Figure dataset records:
|---|

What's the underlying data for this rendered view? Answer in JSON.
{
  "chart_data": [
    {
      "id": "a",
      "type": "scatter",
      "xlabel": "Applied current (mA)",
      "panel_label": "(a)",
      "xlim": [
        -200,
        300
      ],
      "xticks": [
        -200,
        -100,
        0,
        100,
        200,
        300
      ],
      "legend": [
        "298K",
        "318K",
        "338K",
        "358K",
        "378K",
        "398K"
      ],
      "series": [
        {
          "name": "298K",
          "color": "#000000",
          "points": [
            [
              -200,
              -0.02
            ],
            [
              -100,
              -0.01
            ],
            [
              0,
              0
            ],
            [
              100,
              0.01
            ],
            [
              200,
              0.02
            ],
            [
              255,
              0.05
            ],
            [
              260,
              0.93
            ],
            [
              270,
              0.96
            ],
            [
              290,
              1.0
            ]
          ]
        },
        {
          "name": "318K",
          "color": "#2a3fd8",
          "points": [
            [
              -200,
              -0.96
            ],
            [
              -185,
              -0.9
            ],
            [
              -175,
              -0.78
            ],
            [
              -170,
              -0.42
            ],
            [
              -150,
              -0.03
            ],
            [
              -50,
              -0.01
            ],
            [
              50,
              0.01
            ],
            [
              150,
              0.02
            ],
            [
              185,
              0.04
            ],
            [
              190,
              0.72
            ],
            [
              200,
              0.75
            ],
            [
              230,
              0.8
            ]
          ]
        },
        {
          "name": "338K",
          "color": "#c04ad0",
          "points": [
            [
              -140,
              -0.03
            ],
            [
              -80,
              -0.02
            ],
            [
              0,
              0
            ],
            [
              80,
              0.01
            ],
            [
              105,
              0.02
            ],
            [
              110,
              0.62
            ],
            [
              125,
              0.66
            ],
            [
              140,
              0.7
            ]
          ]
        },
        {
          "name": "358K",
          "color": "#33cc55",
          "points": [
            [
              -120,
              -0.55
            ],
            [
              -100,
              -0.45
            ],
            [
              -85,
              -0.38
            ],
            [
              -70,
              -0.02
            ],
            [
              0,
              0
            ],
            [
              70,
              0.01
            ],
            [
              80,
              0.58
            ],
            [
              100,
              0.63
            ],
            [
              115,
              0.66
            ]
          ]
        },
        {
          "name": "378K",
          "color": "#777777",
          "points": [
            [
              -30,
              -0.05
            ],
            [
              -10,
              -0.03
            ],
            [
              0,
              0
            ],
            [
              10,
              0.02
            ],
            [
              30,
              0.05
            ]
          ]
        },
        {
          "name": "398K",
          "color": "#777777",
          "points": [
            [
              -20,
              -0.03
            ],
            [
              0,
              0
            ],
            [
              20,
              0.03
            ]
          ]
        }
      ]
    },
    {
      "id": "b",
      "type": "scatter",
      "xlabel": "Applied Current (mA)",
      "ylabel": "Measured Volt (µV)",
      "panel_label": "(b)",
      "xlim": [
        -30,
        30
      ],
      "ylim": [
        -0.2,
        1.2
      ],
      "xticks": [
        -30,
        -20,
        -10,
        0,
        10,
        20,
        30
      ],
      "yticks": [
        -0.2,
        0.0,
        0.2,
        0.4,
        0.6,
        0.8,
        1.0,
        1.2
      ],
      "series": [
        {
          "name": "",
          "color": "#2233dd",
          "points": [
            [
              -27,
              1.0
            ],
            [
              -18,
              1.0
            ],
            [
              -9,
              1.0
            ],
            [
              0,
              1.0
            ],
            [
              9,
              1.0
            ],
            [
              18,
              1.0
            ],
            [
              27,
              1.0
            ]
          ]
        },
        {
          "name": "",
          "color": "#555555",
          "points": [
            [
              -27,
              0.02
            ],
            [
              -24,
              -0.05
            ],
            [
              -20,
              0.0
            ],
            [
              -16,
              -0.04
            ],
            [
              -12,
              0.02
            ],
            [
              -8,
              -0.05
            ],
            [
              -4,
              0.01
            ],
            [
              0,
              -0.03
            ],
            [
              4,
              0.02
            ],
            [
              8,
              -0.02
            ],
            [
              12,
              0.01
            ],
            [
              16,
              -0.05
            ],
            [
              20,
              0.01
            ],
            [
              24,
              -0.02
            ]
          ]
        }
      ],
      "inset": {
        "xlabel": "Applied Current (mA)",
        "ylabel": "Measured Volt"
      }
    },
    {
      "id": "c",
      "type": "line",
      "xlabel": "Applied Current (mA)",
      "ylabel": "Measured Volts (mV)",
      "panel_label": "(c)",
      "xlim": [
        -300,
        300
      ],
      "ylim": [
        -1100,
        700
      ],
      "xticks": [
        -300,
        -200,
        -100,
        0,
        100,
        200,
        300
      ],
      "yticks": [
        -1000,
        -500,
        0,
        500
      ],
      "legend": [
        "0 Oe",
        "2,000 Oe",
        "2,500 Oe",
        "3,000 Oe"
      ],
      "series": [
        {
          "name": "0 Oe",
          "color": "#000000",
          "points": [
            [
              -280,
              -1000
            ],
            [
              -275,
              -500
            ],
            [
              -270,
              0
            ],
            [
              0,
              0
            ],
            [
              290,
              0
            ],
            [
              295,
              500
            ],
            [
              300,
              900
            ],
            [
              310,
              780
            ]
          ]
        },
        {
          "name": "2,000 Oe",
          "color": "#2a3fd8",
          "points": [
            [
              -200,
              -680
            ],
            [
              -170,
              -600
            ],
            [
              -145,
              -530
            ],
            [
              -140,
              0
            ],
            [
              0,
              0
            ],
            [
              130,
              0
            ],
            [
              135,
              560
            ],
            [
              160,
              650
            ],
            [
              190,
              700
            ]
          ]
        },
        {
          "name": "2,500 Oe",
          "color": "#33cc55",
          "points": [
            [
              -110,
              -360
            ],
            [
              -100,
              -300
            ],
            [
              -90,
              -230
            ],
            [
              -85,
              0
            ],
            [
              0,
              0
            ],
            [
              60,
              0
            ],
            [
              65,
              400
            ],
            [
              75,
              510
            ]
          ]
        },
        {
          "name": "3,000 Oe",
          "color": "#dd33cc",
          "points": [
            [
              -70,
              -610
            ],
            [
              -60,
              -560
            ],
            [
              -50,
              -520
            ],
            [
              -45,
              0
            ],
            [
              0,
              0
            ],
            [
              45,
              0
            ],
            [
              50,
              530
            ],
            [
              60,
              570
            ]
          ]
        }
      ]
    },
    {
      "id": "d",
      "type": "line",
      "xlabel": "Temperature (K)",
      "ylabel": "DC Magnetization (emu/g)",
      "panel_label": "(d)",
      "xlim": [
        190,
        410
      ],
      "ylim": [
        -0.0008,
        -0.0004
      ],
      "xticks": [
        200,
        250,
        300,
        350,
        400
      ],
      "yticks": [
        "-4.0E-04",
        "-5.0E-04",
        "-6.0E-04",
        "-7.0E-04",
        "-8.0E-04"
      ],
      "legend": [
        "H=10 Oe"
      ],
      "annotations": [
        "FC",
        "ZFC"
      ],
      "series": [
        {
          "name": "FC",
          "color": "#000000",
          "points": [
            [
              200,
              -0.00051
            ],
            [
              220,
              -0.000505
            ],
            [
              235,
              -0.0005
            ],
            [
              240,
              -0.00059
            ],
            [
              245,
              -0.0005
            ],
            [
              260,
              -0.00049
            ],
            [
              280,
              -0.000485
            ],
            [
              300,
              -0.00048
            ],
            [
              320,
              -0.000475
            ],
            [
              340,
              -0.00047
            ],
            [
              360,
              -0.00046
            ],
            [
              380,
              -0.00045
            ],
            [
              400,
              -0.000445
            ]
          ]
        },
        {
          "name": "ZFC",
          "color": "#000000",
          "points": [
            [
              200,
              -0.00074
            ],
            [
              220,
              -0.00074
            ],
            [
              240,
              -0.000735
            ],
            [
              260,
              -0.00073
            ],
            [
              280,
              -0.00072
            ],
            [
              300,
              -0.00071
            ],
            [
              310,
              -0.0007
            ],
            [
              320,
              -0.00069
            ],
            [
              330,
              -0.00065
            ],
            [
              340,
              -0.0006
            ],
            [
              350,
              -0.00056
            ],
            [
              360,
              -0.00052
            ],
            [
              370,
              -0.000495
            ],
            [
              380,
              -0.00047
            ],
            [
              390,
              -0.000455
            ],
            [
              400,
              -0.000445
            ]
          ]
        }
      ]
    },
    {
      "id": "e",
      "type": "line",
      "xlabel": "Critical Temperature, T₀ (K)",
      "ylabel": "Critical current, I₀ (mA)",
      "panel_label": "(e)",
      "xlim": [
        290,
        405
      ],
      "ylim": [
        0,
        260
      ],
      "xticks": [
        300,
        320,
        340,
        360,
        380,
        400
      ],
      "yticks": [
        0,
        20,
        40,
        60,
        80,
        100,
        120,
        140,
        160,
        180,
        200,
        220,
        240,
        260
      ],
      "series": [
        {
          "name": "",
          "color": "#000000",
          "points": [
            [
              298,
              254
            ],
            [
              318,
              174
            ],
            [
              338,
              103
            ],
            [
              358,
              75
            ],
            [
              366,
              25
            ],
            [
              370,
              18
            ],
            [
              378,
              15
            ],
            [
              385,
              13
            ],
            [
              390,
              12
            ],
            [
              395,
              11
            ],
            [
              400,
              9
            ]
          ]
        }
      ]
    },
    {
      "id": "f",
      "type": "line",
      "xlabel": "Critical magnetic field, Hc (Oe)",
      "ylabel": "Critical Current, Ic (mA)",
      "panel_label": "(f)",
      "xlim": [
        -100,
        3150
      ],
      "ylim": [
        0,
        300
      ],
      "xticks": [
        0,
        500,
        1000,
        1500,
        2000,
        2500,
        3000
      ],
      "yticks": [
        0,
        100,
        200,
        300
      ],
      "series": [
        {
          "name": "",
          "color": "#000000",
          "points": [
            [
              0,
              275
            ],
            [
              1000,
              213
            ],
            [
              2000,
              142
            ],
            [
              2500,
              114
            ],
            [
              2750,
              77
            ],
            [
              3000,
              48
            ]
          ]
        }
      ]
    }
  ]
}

|---|

Search the records above for "Applied". Copy each line where it is found.

Completed exercise |
      "xlabel": "Applied current (mA)",
      "xlabel": "Applied Current (mA)",
        "xlabel": "Applied Current (mA)",
      "xlabel": "Applied Current (mA)",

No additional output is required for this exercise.